• [GOAL OF THE EXERCISE]: Look through the material below. Copy every line with the string "interface" in it.

• [INFORMATION GIVEN]:

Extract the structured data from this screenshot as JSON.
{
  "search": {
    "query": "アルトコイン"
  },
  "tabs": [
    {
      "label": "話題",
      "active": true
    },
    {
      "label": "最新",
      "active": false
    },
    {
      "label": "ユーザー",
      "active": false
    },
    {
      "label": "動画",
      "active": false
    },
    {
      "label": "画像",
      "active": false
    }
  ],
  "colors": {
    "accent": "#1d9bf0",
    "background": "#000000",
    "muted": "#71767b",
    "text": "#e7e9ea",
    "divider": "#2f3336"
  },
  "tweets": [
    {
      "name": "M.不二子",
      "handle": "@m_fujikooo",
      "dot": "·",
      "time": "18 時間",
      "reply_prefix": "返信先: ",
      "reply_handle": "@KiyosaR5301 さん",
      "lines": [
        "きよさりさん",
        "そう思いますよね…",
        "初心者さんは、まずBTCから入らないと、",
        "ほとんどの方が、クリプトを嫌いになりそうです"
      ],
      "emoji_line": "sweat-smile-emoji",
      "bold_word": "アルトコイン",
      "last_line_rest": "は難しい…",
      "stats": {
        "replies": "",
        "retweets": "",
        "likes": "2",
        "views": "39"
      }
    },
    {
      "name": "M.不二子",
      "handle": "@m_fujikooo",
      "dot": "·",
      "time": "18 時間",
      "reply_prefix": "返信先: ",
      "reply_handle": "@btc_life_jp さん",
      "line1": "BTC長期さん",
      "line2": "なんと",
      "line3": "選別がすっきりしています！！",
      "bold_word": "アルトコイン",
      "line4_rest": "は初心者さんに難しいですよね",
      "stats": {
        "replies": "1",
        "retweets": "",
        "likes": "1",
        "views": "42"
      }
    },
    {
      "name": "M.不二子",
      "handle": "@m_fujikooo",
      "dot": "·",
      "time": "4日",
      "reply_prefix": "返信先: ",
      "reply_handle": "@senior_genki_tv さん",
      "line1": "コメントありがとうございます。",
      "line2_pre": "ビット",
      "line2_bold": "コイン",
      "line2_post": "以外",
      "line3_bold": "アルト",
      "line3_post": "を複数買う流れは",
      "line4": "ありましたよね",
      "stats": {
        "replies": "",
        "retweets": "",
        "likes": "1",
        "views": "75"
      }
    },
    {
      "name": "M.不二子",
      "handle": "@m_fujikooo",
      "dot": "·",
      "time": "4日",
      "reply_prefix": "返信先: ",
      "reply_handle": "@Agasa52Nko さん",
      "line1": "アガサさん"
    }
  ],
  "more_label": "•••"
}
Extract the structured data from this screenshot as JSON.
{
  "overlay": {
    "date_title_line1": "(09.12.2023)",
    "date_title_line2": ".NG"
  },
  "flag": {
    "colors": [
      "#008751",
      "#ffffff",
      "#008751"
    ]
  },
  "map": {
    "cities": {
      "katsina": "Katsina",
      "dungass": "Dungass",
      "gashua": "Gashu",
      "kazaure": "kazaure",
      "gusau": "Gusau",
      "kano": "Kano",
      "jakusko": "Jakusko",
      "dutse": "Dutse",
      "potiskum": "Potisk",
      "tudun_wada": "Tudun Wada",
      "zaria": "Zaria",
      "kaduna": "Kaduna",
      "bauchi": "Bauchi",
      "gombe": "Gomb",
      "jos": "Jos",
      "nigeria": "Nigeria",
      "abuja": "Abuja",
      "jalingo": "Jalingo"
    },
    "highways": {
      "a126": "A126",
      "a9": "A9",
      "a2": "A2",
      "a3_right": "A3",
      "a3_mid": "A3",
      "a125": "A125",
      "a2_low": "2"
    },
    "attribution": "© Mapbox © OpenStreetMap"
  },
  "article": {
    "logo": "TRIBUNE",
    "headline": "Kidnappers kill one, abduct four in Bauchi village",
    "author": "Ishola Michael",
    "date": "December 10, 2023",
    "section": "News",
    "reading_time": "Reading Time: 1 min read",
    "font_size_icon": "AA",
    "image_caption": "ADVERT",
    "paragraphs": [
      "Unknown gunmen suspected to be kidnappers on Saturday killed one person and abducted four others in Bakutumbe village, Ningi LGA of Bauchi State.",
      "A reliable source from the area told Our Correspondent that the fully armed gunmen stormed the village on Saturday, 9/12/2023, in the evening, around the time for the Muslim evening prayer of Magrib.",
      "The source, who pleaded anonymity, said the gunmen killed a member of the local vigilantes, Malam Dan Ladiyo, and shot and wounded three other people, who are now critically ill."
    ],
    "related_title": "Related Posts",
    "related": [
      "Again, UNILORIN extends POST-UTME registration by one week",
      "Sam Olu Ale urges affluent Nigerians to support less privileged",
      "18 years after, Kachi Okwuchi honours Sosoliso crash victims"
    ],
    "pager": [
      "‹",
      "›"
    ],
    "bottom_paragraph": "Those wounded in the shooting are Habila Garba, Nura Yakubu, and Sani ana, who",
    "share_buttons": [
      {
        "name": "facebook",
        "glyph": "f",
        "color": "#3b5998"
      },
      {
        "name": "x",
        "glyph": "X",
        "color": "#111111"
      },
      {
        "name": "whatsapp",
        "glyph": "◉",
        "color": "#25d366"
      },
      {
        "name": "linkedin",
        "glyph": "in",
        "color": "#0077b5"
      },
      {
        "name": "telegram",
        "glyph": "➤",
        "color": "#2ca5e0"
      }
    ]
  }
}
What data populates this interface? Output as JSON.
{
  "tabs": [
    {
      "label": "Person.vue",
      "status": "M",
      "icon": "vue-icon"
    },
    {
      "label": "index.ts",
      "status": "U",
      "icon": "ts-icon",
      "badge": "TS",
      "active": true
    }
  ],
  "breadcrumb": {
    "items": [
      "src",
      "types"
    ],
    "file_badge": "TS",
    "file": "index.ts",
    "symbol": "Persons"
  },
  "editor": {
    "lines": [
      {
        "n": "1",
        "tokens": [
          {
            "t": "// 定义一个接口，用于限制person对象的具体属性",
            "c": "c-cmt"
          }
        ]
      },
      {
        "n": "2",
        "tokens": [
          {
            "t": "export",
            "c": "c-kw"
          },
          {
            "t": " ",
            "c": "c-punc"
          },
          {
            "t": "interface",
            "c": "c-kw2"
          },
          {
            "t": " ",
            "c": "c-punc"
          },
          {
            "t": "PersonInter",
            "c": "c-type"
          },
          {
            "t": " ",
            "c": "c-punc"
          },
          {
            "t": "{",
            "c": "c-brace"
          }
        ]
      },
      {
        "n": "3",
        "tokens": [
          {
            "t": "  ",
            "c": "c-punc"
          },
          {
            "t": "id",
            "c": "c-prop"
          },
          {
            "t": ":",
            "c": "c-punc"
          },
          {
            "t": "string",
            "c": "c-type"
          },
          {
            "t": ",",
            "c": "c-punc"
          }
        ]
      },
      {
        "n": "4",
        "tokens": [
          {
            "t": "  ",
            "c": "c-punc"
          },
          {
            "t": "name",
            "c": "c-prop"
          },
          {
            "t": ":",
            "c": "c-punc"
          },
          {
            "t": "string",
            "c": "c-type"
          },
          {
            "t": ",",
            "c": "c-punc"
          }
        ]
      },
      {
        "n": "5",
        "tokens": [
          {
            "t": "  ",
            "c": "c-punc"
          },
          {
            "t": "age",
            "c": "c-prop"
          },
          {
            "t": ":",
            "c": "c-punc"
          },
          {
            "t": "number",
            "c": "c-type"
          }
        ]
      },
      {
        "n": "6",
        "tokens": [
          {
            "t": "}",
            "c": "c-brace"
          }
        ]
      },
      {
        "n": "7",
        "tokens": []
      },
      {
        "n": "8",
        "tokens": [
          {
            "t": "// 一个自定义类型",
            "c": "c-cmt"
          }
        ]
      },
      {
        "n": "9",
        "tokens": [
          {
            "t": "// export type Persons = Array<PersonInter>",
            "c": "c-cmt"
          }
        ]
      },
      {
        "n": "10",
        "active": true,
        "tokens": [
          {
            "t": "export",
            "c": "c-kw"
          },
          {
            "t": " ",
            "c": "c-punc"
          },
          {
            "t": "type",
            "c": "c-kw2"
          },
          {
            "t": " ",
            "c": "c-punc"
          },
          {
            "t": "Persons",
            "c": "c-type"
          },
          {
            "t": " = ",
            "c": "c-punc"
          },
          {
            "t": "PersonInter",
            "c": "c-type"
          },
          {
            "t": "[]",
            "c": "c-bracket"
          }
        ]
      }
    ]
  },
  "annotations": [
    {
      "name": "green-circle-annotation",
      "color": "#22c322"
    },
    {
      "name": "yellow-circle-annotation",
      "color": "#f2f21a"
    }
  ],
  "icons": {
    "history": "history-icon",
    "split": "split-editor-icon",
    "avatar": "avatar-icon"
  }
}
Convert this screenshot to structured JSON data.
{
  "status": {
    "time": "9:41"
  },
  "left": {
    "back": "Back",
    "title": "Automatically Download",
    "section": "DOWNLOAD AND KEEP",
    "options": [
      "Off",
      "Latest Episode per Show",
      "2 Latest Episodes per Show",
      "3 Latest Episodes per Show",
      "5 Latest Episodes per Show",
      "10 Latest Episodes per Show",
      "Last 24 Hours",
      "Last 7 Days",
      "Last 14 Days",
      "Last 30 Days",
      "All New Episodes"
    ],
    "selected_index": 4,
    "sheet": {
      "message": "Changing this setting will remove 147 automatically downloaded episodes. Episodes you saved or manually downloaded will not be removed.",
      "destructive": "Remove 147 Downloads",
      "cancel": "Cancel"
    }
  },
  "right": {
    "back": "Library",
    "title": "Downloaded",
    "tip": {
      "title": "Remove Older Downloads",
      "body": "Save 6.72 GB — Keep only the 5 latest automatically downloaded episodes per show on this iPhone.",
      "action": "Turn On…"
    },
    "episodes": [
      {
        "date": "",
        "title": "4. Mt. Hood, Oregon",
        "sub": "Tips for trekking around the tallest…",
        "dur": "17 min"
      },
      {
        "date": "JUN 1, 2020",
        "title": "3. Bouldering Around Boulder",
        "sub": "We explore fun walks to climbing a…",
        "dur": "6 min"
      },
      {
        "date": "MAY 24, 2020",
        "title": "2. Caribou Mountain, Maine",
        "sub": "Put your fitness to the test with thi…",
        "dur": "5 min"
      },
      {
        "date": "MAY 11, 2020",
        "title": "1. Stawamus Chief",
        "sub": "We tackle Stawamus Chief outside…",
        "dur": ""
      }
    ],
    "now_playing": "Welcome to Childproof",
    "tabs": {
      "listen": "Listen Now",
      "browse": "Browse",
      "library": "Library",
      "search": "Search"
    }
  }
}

• [OUTPUT FOR THIS TASK]:
What data populates this interface? Output as JSON.
            "t": "interface",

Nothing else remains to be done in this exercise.